= Text segment =
━━━━━━━━━━━━━━━━━━━━━━━━━━━━━━

# DOTM Action Shots RESULTS!



## DaneMama (Jun 27, 2008)

First Place: "Duke" Submitted by hmbutler










Tied for 2nd Place: "Braxton" & "Akasha" submitted by CorgiPaws and Danemama



















Third Place: "Aspen" submitted by malluver1005










Thanks to all who participated and voted!!!!


----------



## magicre (Apr 7, 2010)

works for me. congrats to the dogs.....and their respective photographers!


----------



## hmbutler (Aug 4, 2011)

Aww thanks guys  gonna have to start calling him Mr January now!


----------



## Scarlett_O' (May 19, 2011)

Congrats to everyone!!!:biggrin:


----------



## twoisplenty (Nov 12, 2008)

Great entries everyone  Congrats to you hmbutler


----------



## stajbs (Jun 5, 2010)

Congrats everyone!! Great pics, great dogs!!!!

━━━━━━━━━━━━━━━━━━━━━━━━━━━━━━

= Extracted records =
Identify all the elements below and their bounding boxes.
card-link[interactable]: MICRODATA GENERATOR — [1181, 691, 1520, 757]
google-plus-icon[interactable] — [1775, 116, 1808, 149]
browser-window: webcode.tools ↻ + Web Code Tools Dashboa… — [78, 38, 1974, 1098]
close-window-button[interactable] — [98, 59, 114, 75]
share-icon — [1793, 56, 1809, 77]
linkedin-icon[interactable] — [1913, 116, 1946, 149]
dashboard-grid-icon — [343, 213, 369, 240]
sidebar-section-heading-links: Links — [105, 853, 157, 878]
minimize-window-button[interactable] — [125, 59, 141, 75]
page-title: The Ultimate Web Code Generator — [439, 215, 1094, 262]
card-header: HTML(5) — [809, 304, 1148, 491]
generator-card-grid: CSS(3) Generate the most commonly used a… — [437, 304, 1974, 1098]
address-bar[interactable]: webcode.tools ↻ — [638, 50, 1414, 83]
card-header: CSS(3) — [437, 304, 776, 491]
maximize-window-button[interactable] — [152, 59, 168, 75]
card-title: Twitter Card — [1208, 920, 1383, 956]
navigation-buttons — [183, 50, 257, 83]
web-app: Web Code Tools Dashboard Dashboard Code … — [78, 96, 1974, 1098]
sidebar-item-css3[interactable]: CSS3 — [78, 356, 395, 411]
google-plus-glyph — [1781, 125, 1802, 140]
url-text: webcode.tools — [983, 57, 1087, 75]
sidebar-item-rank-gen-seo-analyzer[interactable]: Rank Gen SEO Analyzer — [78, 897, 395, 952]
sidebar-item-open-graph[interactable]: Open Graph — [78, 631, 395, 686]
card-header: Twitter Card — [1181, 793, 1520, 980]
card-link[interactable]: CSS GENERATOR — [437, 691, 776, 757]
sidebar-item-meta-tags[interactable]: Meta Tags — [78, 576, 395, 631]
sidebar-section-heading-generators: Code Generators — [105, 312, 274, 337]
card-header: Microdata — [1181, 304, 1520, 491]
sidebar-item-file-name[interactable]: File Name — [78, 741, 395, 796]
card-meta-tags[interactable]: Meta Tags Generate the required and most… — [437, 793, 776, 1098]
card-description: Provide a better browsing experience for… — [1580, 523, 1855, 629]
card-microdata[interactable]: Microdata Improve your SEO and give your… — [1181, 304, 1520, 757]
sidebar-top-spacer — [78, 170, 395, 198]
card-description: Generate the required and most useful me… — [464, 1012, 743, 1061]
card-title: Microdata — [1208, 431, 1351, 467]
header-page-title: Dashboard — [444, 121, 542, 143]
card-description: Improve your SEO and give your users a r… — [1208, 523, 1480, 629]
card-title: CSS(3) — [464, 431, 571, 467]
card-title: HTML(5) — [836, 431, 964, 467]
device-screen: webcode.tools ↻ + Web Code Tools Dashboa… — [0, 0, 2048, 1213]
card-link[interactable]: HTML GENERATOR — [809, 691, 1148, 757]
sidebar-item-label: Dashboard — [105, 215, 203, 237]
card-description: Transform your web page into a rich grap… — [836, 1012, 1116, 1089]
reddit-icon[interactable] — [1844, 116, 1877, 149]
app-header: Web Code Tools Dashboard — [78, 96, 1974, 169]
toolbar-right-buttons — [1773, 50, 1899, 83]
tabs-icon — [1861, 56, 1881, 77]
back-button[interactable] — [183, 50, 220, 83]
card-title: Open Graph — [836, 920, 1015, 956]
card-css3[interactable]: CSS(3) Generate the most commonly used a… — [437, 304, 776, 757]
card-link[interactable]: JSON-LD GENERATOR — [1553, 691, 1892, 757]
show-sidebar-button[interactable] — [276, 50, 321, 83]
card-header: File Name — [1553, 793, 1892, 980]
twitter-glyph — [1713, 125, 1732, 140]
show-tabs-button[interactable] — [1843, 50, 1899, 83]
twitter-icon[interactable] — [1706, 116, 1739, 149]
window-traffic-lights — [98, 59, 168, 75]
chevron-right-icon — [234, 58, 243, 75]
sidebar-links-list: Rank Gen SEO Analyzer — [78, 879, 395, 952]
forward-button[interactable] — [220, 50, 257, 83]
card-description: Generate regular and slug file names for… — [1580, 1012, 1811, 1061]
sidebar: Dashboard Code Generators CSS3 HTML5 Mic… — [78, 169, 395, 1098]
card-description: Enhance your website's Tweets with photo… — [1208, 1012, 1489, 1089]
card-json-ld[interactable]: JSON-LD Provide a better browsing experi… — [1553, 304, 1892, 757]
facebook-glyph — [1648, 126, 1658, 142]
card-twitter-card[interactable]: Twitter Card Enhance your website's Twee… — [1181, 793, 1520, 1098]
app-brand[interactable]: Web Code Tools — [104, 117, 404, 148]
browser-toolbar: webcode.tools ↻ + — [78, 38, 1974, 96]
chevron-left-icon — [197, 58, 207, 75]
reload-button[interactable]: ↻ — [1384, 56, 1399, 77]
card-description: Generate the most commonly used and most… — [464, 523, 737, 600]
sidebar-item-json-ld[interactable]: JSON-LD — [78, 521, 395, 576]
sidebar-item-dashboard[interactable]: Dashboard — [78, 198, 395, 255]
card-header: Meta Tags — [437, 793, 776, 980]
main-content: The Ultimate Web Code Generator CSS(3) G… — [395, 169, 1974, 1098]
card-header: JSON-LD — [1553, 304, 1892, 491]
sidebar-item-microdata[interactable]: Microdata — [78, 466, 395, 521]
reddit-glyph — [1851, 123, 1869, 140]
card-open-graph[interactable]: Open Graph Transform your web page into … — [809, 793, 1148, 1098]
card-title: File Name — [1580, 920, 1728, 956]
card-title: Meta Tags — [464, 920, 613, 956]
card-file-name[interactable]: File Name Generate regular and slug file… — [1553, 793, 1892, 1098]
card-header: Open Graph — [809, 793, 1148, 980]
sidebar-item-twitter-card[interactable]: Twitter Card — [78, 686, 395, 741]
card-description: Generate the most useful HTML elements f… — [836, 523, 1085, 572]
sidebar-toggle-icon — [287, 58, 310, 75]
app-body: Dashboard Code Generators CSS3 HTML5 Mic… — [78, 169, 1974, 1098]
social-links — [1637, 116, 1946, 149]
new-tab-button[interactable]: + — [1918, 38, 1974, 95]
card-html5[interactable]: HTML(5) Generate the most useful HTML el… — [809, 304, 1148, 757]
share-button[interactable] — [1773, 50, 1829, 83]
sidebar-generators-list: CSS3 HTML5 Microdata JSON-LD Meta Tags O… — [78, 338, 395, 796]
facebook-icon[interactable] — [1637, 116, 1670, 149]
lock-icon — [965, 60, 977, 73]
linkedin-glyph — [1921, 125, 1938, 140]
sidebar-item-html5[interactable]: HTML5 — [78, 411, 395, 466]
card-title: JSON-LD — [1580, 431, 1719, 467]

━━━━━━━━━━━━━━━━━━━━━━━━━━━━━━

= Instruction 1 =
Set down the records verbatim, from their first line through the line containing "page-title: The Ultimate", inclusive.
= Instruction 2 =
Supply the next part of the forum thread announcing the action shot contest winners, picking up after its final post.

= Response 1 =
Identify all the elements below and their bounding boxes.
card-link[interactable]: MICRODATA GENERATOR — [1181, 691, 1520, 757]
google-plus-icon[interactable] — [1775, 116, 1808, 149]
browser-window: webcode.tools ↻ + Web Code Tools Dashboa… — [78, 38, 1974, 1098]
close-window-button[interactable] — [98, 59, 114, 75]
share-icon — [1793, 56, 1809, 77]
linkedin-icon[interactable] — [1913, 116, 1946, 149]
dashboard-grid-icon — [343, 213, 369, 240]
sidebar-section-heading-links: Links — [105, 853, 157, 878]
minimize-window-button[interactable] — [125, 59, 141, 75]
page-title: The Ultimate Web Code Generator — [439, 215, 1094, 262]

= Response 2 =
----------



## CorgiPaws (Mar 31, 2009)

Thanks you, everyone! Brindle boy is quite flattered to be included in such an awesome looking bunch!! I've been. Bit MIA lately, dealing with a huuuuuge load of personal stuff, but we will be back on board soon! 

Congrats to the other pooches and photographers included, especially Mr. January!!


----------



## Herzo (Feb 5, 2011)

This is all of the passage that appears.